** start of Provided records **

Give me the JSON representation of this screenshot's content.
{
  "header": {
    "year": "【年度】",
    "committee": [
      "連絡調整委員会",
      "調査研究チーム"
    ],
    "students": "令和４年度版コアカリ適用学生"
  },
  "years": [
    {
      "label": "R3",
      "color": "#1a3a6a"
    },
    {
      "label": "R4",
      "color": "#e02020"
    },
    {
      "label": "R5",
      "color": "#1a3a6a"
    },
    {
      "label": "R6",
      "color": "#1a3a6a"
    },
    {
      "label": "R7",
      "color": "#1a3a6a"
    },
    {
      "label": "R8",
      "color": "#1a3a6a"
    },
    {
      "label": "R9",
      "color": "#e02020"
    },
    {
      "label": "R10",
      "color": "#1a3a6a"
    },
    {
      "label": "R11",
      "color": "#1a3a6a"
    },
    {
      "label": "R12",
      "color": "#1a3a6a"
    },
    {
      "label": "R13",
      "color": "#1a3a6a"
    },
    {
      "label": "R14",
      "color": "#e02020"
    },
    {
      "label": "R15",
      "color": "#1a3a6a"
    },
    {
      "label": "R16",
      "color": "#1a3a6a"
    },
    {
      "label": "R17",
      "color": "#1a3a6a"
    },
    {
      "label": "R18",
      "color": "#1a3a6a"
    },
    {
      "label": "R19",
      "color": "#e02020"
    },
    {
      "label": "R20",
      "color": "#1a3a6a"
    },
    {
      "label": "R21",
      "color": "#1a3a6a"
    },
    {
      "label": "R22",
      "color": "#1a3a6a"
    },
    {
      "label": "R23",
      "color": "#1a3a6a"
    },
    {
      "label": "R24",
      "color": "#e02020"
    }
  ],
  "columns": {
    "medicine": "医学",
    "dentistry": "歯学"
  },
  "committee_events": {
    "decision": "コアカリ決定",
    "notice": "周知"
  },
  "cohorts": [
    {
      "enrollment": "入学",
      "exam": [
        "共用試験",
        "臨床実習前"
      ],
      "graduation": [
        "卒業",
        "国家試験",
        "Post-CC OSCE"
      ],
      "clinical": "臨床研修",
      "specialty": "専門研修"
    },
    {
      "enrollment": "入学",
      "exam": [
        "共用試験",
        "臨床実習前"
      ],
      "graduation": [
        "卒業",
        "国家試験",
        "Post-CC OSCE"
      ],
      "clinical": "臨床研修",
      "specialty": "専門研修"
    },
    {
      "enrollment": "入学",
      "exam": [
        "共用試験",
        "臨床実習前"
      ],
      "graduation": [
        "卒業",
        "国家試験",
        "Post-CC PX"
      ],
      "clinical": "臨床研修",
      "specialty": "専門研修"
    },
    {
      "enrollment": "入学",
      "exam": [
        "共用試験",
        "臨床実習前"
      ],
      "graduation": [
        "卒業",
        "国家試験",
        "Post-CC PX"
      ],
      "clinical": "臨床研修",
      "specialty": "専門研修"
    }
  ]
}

** end of Provided records **

**Exercise objective:**
Extract every entry above as it appears.

**Task solution:**
Give me the JSON representation of this screenshot's content.
{
  "header": {
    "year": "【年度】",
    "committee": [
      "連絡調整委員会",
      "調査研究チーム"
    ],
    "students": "令和４年度版コアカリ適用学生"
  },
  "years": [
    {
      "label": "R3",
      "color": "#1a3a6a"
    },
    {
      "label": "R4",
      "color": "#e02020"
    },
    {
      "label": "R5",
      "color": "#1a3a6a"
    },
    {
      "label": "R6",
      "color": "#1a3a6a"
    },
    {
      "label": "R7",
      "color": "#1a3a6a"
    },
    {
      "label": "R8",
      "color": "#1a3a6a"
    },
    {
      "label": "R9",
      "color": "#e02020"
    },
    {
      "label": "R10",
      "color": "#1a3a6a"
    },
    {
      "label": "R11",
      "color": "#1a3a6a"
    },
    {
      "label": "R12",
      "color": "#1a3a6a"
    },
    {
      "label": "R13",
      "color": "#1a3a6a"
    },
    {
      "label": "R14",
      "color": "#e02020"
    },
    {
      "label": "R15",
      "color": "#1a3a6a"
    },
    {
      "label": "R16",
      "color": "#1a3a6a"
    },
    {
      "label": "R17",
      "color": "#1a3a6a"
    },
    {
      "label": "R18",
      "color": "#1a3a6a"
    },
    {
      "label": "R19",
      "color": "#e02020"
    },
    {
      "label": "R20",
      "color": "#1a3a6a"
    },
    {
      "label": "R21",
      "color": "#1a3a6a"
    },
    {
      "label": "R22",
      "color": "#1a3a6a"
    },
    {
      "label": "R23",
      "color": "#1a3a6a"
    },
    {
      "label": "R24",
      "color": "#e02020"
    }
  ],
  "columns": {
    "medicine": "医学",
    "dentistry": "歯学"
  },
  "committee_events": {
    "decision": "コアカリ決定",
    "notice": "周知"
  },
  "cohorts": [
    {
      "enrollment": "入学",
      "exam": [
        "共用試験",
        "臨床実習前"
      ],
      "graduation": [
        "卒業",
        "国家試験",
        "Post-CC OSCE"
      ],
      "clinical": "臨床研修",
      "specialty": "専門研修"
    },
    {
      "enrollment": "入学",
      "exam": [
        "共用試験",
        "臨床実習前"
      ],
      "graduation": [
        "卒業",
        "国家試験",
        "Post-CC OSCE"
      ],
      "clinical": "臨床研修",
      "specialty": "専門研修"
    },
    {
      "enrollment": "入学",
      "exam": [
        "共用試験",
        "臨床実習前"
      ],
      "graduation": [
        "卒業",
        "国家試験",
        "Post-CC PX"
      ],
      "clinical": "臨床研修",
      "specialty": "専門研修"
    },
    {
      "enrollment": "入学",
      "exam": [
        "共用試験",
        "臨床実習前"
      ],
      "graduation": [
        "卒業",
        "国家試験",
        "Post-CC PX"
      ],
      "clinical": "臨床研修",
      "specialty": "専門研修"
    }
  ]
}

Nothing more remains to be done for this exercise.